**Written request**.
Once the pictures are set aside, transcribe the remaining data exactly.

**Recorded data**.
══════

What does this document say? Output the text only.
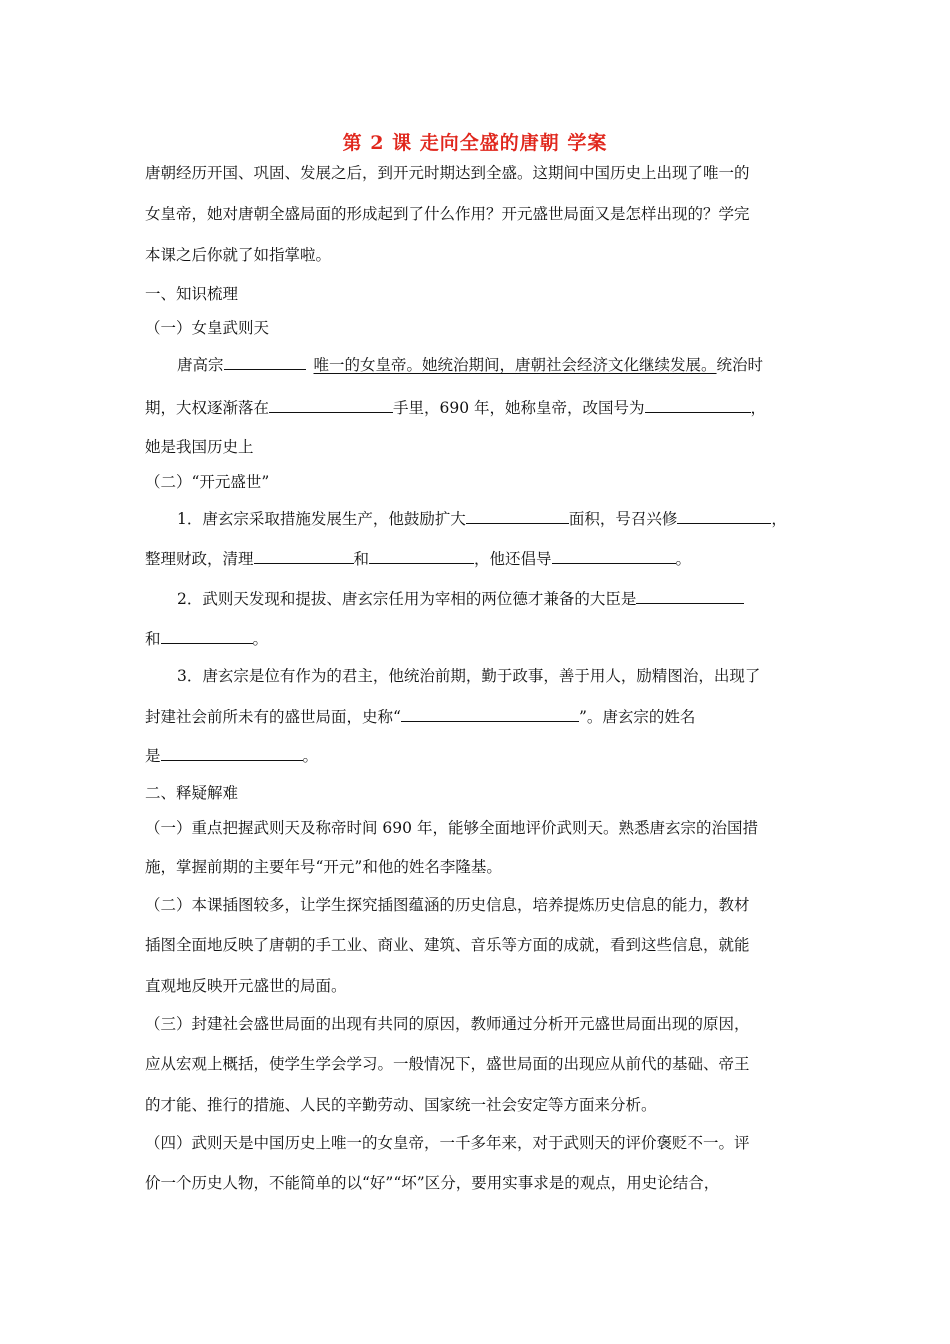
第 2 课 走向全盛的唐朝 学案
唐朝经历开国、巩固、发展之后，到开元时期达到全盛。这期间中国历史上出现了唯一的
女皇帝，她对唐朝全盛局面的形成起到了什么作用？开元盛世局面又是怎样出现的？学完
本课之后你就了如指掌啦。
一、知识梳理
（一）女皇武则天
唐高宗	唯一的女皇帝。她统治期间，唐朝社会经济文化继续发展。统治时
期，大权逐渐落在	手里，690 年，她称皇帝，改国号为	，
她是我国历史上
（二）“开元盛世”
1．唐玄宗采取措施发展生产，他鼓励扩大	面积，号召兴修	，
整理财政，清理	和	，他还倡导	。
2．武则天发现和提拔、唐玄宗任用为宰相的两位德才兼备的大臣是
和	。
3．唐玄宗是位有作为的君主，他统治前期，勤于政事，善于用人，励精图治，出现了
封建社会前所未有的盛世局面，史称“	”。唐玄宗的姓名
是	。
二、释疑解难
（一）重点把握武则天及称帝时间 690 年，能够全面地评价武则天。熟悉唐玄宗的治国措
施，掌握前期的主要年号“开元”和他的姓名李隆基。
（二）本课插图较多，让学生探究插图蕴涵的历史信息，培养提炼历史信息的能力，教材
插图全面地反映了唐朝的手工业、商业、建筑、音乐等方面的成就，看到这些信息，就能
直观地反映开元盛世的局面。
（三）封建社会盛世局面的出现有共同的原因，教师通过分析开元盛世局面出现的原因，
应从宏观上概括，使学生学会学习。一般情况下，盛世局面的出现应从前代的基础、帝王
的才能、推行的措施、人民的辛勤劳动、国家统一社会安定等方面来分析。
（四）武则天是中国历史上唯一的女皇帝，一千多年来，对于武则天的评价褒贬不一。评
价一个历史人物，不能简单的以“好”“坏”区分，要用实事求是的观点，用史论结合，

══════

**Result of the exercise**.
What does this document say? Output the text only.
第 2 课 走向全盛的唐朝 学案
唐朝经历开国、巩固、发展之后，到开元时期达到全盛。这期间中国历史上出现了唯一的
女皇帝，她对唐朝全盛局面的形成起到了什么作用？开元盛世局面又是怎样出现的？学完
本课之后你就了如指掌啦。
一、知识梳理
（一）女皇武则天
唐高宗	唯一的女皇帝。她统治期间，唐朝社会经济文化继续发展。统治时
期，大权逐渐落在	手里，690 年，她称皇帝，改国号为	，
她是我国历史上
（二）“开元盛世”
1．唐玄宗采取措施发展生产，他鼓励扩大	面积，号召兴修	，
整理财政，清理	和	，他还倡导	。
2．武则天发现和提拔、唐玄宗任用为宰相的两位德才兼备的大臣是
和	。
3．唐玄宗是位有作为的君主，他统治前期，勤于政事，善于用人，励精图治，出现了
封建社会前所未有的盛世局面，史称“	”。唐玄宗的姓名
是	。
二、释疑解难
（一）重点把握武则天及称帝时间 690 年，能够全面地评价武则天。熟悉唐玄宗的治国措
施，掌握前期的主要年号“开元”和他的姓名李隆基。
（二）本课插图较多，让学生探究插图蕴涵的历史信息，培养提炼历史信息的能力，教材
插图全面地反映了唐朝的手工业、商业、建筑、音乐等方面的成就，看到这些信息，就能
直观地反映开元盛世的局面。
（三）封建社会盛世局面的出现有共同的原因，教师通过分析开元盛世局面出现的原因，
应从宏观上概括，使学生学会学习。一般情况下，盛世局面的出现应从前代的基础、帝王
的才能、推行的措施、人民的辛勤劳动、国家统一社会安定等方面来分析。
（四）武则天是中国历史上唯一的女皇帝，一千多年来，对于武则天的评价褒贬不一。评
价一个历史人物，不能简单的以“好”“坏”区分，要用实事求是的观点，用史论结合，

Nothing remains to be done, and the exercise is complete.